[Dataset content]:

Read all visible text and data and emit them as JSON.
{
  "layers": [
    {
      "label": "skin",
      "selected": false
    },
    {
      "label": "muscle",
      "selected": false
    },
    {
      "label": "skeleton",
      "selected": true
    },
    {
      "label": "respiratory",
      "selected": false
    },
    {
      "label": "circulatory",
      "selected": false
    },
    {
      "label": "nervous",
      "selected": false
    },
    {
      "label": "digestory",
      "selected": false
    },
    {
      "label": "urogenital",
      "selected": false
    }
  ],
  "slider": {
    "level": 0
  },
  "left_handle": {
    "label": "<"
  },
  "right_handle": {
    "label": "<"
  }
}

--

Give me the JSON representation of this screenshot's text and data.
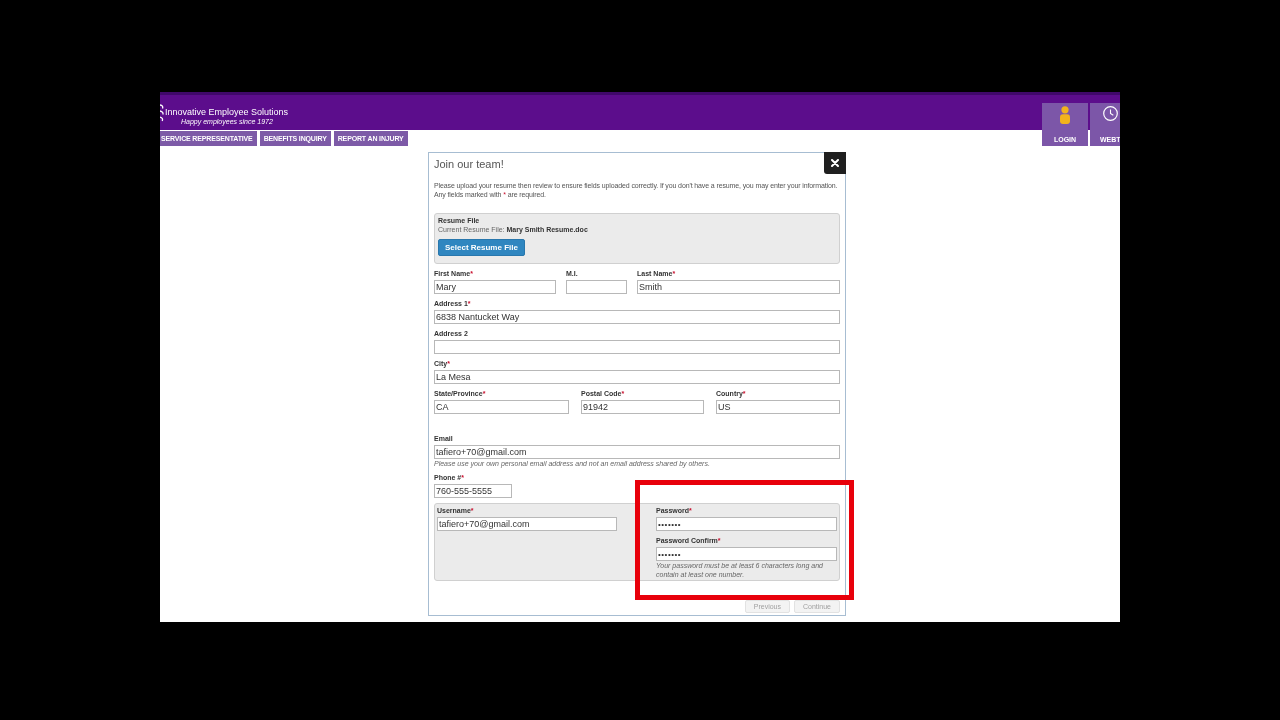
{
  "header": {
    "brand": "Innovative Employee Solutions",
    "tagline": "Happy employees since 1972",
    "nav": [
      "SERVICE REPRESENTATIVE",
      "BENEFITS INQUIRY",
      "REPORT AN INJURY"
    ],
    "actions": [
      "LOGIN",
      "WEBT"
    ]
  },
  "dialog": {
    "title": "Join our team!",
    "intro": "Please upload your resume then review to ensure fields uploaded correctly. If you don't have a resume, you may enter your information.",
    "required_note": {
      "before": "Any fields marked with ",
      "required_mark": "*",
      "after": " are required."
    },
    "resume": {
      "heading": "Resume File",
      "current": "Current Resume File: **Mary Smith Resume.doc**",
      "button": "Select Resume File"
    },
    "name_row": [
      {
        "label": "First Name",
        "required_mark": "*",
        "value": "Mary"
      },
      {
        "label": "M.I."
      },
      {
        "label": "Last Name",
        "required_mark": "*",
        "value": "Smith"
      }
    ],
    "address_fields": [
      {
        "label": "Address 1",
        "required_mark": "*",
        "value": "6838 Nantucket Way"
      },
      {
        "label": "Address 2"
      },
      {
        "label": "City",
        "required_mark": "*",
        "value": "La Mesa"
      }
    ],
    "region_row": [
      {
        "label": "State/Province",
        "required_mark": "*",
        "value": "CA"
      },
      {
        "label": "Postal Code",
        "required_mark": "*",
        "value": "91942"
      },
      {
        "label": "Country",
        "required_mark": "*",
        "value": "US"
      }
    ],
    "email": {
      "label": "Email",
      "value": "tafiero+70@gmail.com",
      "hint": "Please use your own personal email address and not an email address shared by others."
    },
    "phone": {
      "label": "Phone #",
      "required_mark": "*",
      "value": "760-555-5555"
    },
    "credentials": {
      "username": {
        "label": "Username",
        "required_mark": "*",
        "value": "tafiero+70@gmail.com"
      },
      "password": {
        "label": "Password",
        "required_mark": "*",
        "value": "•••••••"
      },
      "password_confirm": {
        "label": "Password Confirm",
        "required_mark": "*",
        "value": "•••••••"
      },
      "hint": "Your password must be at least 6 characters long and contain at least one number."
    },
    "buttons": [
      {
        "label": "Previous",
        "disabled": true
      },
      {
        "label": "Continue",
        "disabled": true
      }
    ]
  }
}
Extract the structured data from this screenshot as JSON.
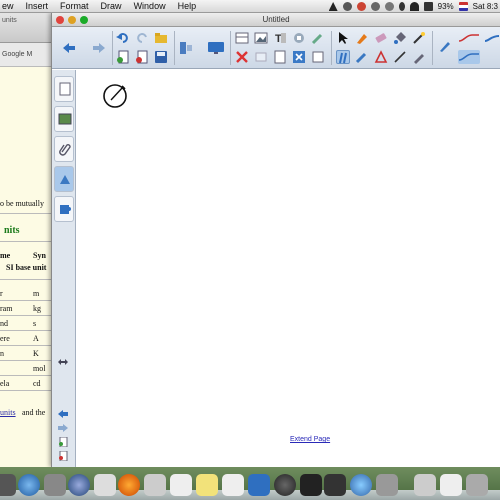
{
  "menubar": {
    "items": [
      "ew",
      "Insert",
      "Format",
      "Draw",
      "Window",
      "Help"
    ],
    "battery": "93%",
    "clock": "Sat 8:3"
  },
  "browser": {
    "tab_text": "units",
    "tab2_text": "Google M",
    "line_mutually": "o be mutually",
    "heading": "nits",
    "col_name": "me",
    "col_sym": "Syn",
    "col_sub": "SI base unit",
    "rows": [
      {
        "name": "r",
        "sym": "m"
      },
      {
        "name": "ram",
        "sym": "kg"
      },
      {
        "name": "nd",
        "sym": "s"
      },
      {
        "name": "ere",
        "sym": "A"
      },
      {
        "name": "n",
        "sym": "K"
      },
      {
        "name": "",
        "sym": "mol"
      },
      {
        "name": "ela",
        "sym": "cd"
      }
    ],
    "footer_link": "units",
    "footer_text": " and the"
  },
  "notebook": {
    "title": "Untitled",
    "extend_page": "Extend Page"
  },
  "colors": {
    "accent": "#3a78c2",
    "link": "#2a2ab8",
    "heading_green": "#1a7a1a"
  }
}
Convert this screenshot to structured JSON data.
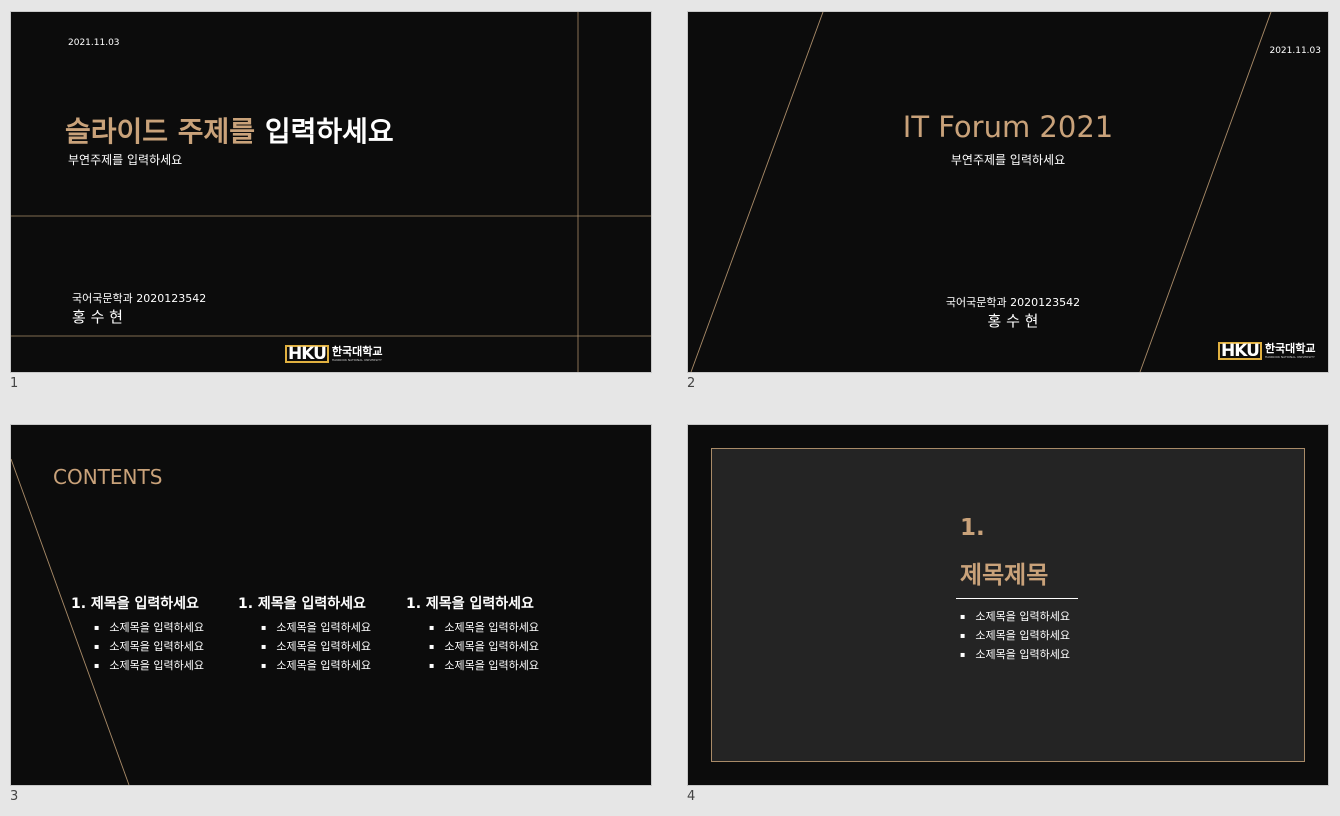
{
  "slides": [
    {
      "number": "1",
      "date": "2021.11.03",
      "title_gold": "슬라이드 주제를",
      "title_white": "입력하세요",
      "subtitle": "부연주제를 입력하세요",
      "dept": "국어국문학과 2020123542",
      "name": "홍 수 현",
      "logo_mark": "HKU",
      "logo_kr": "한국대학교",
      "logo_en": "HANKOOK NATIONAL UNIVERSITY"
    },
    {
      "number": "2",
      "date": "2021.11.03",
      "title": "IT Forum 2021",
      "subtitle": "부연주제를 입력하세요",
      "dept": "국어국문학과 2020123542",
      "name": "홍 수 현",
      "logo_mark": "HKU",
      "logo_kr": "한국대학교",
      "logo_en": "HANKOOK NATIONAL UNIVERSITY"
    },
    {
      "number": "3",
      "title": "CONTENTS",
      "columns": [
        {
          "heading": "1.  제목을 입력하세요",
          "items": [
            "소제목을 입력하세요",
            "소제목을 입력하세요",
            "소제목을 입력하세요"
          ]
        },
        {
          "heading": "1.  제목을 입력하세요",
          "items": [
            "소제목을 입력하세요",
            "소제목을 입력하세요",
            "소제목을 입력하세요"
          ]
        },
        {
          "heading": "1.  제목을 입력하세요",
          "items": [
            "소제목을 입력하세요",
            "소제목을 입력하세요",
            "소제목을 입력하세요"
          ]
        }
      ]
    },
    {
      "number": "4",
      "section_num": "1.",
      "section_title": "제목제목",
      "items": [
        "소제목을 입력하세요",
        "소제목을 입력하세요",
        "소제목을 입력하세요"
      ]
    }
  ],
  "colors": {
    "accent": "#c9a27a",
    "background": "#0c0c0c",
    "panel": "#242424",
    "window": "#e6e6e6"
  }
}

[Work required]: Of the lines in this material, state how many hold the string "number". Write no other words.

[Completed task]: 5